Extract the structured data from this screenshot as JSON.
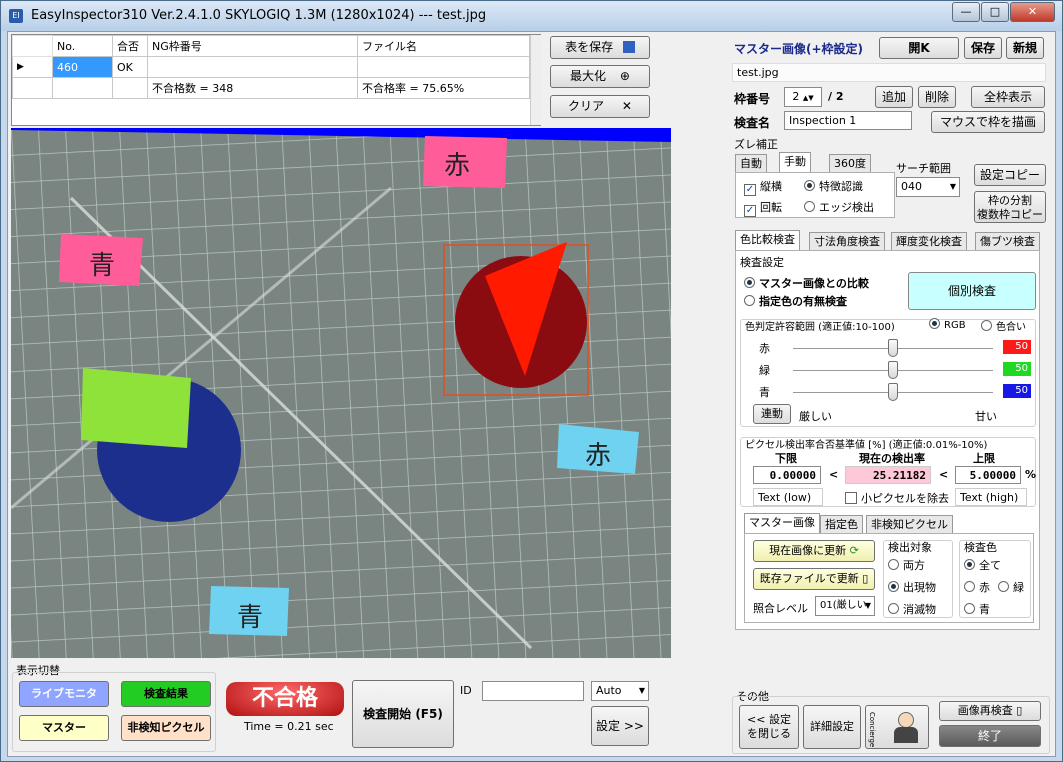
{
  "window": {
    "title": "EasyInspector310 Ver.2.4.1.0 SKYLOGIQ 1.3M  (1280x1024) --- test.jpg",
    "app_icon": "EI",
    "minimize": "—",
    "maximize": "□",
    "close": "✕"
  },
  "results_table": {
    "headers": [
      "No.",
      "合否",
      "NG枠番号",
      "ファイル名"
    ],
    "row1": {
      "no": "460",
      "result": "OK",
      "ng": "",
      "file": ""
    },
    "row2": {
      "ng": "不合格数 = 348",
      "file": "不合格率 = 75.65%"
    }
  },
  "table_buttons": {
    "save": "表を保存",
    "maximize": "最大化",
    "clear": "クリア"
  },
  "master": {
    "title": "マスター画像(+枠設定)",
    "open_btn": "開K",
    "save_btn": "保存",
    "new_btn": "新規",
    "filename": "test.jpg",
    "frame_label": "枠番号",
    "frame_value": "2",
    "frame_total": "/ 2",
    "add_btn": "追加",
    "delete_btn": "削除",
    "show_all_btn": "全枠表示",
    "inspect_name_label": "検査名",
    "inspect_name_value": "Inspection 1",
    "draw_frame_btn": "マウスで枠を描画"
  },
  "shift": {
    "group_label": "ズレ補正",
    "tabs": [
      "自動",
      "手動",
      "360度"
    ],
    "vertical": "縦横",
    "rotation": "回転",
    "feature": "特徴認識",
    "edge": "エッジ検出",
    "search_label": "サーチ範囲",
    "search_value": "040",
    "copy_settings": "設定コピー",
    "split_l1": "枠の分割",
    "split_l2": "複数枠コピー"
  },
  "inspect_tabs": [
    "色比較検査",
    "寸法角度検査",
    "輝度変化検査",
    "傷ブツ検査"
  ],
  "settings": {
    "group_label": "検査設定",
    "master_compare": "マスター画像との比較",
    "color_presence": "指定色の有無検査",
    "individual_btn": "個別検査",
    "tolerance_label": "色判定許容範囲 (適正値:10-100)",
    "rgb": "RGB",
    "hue": "色合い",
    "red_label": "赤",
    "green_label": "緑",
    "blue_label": "青",
    "red_value": "50",
    "green_value": "50",
    "blue_value": "50",
    "red_level": 0.5,
    "green_level": 0.5,
    "blue_level": 0.5,
    "link_btn": "連動",
    "strict": "厳しい",
    "loose": "甘い"
  },
  "pixel": {
    "group_label": "ピクセル検出率合否基準値 [%] (適正値:0.01%-10%)",
    "lower_label": "下限",
    "current_label": "現在の検出率",
    "upper_label": "上限",
    "lower_value": "0.00000",
    "current_value": "25.21182",
    "upper_value": "5.00000",
    "lt1": "<",
    "lt2": "<",
    "pct": "%",
    "text_low": "Text (low)",
    "text_high": "Text (high)",
    "remove_small": "小ピクセルを除去"
  },
  "sub_tabs": [
    "マスター画像",
    "指定色",
    "非検知ピクセル"
  ],
  "master_sub": {
    "update_current": "現在画像に更新",
    "update_file": "既存ファイルで更新",
    "match_label": "照合レベル",
    "match_value": "01(厳しい",
    "target_label": "検出対象",
    "both": "両方",
    "appeared": "出現物",
    "disappeared": "消滅物",
    "color_label": "検査色",
    "all": "全て",
    "red": "赤",
    "green": "緑",
    "blue": "青"
  },
  "display": {
    "label": "表示切替",
    "live": "ライブモニタ",
    "result": "検査結果",
    "master": "マスター",
    "nondetect": "非検知ピクセル"
  },
  "judge": {
    "result": "不合格",
    "time": "Time = 0.21 sec",
    "start_btn": "検査開始 (F5)",
    "id_label": "ID",
    "id_value": "",
    "auto_value": "Auto",
    "settings_btn": "設定 >>"
  },
  "other": {
    "label": "その他",
    "close_settings_l1": "<< 設定",
    "close_settings_l2": "を閉じる",
    "detail": "詳細設定",
    "concierge": "Concierge",
    "reinspect": "画像再検査",
    "exit": "終了"
  },
  "image_labels": {
    "label1": "赤",
    "label2": "青",
    "label3": "赤",
    "label4": "青"
  },
  "colors": {
    "red_sw": "#ff1a1a",
    "green_sw": "#1fd81f",
    "blue_sw": "#1717e6",
    "fail": "#d02020",
    "live": "#8fa5ff",
    "result": "#22cc22",
    "master": "#ffffc8",
    "nondetect": "#ffe0c8",
    "individual": "#c8ffff"
  }
}
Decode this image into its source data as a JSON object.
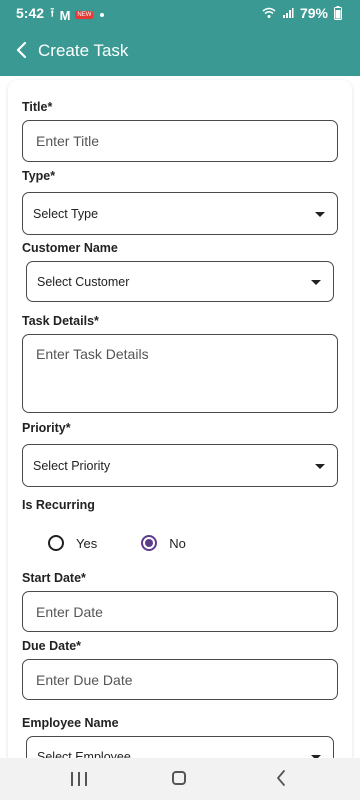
{
  "status": {
    "time": "5:42",
    "battery": "79%",
    "badge": "NEW"
  },
  "appbar": {
    "title": "Create Task"
  },
  "form": {
    "title_label": "Title*",
    "title_placeholder": "Enter Title",
    "type_label": "Type*",
    "type_value": "Select Type",
    "customer_label": "Customer Name",
    "customer_value": "Select Customer",
    "details_label": "Task Details*",
    "details_placeholder": "Enter Task Details",
    "priority_label": "Priority*",
    "priority_value": "Select Priority",
    "recurring_label": "Is Recurring",
    "recurring_yes": "Yes",
    "recurring_no": "No",
    "recurring_selected": "No",
    "start_label": "Start Date*",
    "start_placeholder": "Enter Date",
    "due_label": "Due Date*",
    "due_placeholder": "Enter Due Date",
    "employee_label": "Employee Name",
    "employee_value": "Select Employee"
  },
  "colors": {
    "primary": "#3a9a93",
    "radio_selected": "#5e3b8a"
  }
}
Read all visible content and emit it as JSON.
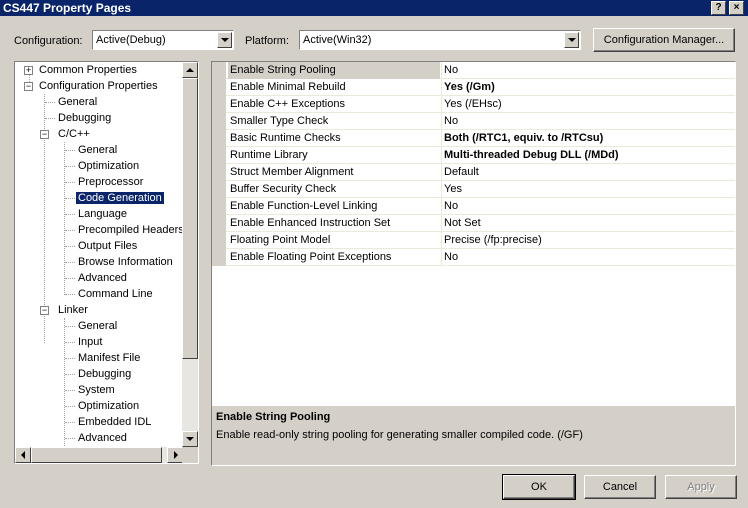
{
  "window": {
    "title": "CS447 Property Pages",
    "help_glyph": "?",
    "close_glyph": "×"
  },
  "config": {
    "configuration_label": "Configuration:",
    "configuration_value": "Active(Debug)",
    "platform_label": "Platform:",
    "platform_value": "Active(Win32)",
    "manager_button": "Configuration Manager..."
  },
  "tree": {
    "common_properties": "Common Properties",
    "configuration_properties": "Configuration Properties",
    "general": "General",
    "debugging": "Debugging",
    "cpp": "C/C++",
    "cpp_items": [
      "General",
      "Optimization",
      "Preprocessor",
      "Code Generation",
      "Language",
      "Precompiled Headers",
      "Output Files",
      "Browse Information",
      "Advanced",
      "Command Line"
    ],
    "linker": "Linker",
    "linker_items": [
      "General",
      "Input",
      "Manifest File",
      "Debugging",
      "System",
      "Optimization",
      "Embedded IDL",
      "Advanced"
    ],
    "selected": "Code Generation",
    "expand_glyph": "+",
    "collapse_glyph": "−"
  },
  "properties": [
    {
      "name": "Enable String Pooling",
      "value": "No",
      "bold": false,
      "selected": true
    },
    {
      "name": "Enable Minimal Rebuild",
      "value": "Yes (/Gm)",
      "bold": true
    },
    {
      "name": "Enable C++ Exceptions",
      "value": "Yes (/EHsc)",
      "bold": false
    },
    {
      "name": "Smaller Type Check",
      "value": "No",
      "bold": false
    },
    {
      "name": "Basic Runtime Checks",
      "value": "Both (/RTC1, equiv. to /RTCsu)",
      "bold": true
    },
    {
      "name": "Runtime Library",
      "value": "Multi-threaded Debug DLL (/MDd)",
      "bold": true
    },
    {
      "name": "Struct Member Alignment",
      "value": "Default",
      "bold": false
    },
    {
      "name": "Buffer Security Check",
      "value": "Yes",
      "bold": false
    },
    {
      "name": "Enable Function-Level Linking",
      "value": "No",
      "bold": false
    },
    {
      "name": "Enable Enhanced Instruction Set",
      "value": "Not Set",
      "bold": false
    },
    {
      "name": "Floating Point Model",
      "value": "Precise (/fp:precise)",
      "bold": false
    },
    {
      "name": "Enable Floating Point Exceptions",
      "value": "No",
      "bold": false
    }
  ],
  "description": {
    "title": "Enable String Pooling",
    "text": "Enable read-only string pooling for generating smaller compiled code.     (/GF)"
  },
  "buttons": {
    "ok": "OK",
    "cancel": "Cancel",
    "apply": "Apply"
  }
}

··········

◆ WORK TO BE COMPLETED
Gather each line from the entries above that includes the word "Generation".

◆ EXERCISE OUTPUT
      "Code Generation",
    "selected": "Code Generation",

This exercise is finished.